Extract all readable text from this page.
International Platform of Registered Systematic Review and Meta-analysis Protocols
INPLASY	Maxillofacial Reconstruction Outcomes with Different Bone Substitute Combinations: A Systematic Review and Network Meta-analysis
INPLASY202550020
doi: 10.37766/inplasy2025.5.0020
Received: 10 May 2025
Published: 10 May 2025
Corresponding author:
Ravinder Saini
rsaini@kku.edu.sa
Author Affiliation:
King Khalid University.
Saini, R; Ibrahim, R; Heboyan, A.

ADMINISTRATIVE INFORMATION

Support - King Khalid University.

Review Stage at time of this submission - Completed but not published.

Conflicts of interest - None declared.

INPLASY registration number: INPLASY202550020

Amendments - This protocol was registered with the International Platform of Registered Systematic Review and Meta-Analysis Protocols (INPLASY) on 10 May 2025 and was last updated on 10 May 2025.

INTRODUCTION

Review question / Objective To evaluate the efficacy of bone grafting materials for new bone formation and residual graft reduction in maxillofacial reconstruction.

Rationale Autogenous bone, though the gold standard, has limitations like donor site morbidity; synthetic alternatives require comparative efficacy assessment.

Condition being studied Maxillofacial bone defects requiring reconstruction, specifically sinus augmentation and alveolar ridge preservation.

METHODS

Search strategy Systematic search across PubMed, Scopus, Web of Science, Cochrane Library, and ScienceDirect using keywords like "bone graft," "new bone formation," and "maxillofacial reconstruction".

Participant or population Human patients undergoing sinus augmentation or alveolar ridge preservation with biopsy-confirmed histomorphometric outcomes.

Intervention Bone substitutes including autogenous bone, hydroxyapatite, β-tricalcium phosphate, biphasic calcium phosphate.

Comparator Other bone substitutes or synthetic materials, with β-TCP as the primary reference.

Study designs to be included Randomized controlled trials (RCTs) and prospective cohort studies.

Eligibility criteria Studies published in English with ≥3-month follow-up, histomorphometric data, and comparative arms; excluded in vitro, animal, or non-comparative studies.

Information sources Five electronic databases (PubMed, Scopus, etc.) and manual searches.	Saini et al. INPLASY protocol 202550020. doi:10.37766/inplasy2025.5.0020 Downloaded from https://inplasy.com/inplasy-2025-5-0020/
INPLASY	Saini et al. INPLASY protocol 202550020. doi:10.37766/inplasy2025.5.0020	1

....................

Search the entries for "synthetic" and show every line that has it.

Rationale Autogenous bone, though the gold standard, has limitations like donor site morbidity; synthetic alternatives require comparative efficacy assessment.
Comparator Other bone substitutes or synthetic materials, with β-TCP as the primary reference.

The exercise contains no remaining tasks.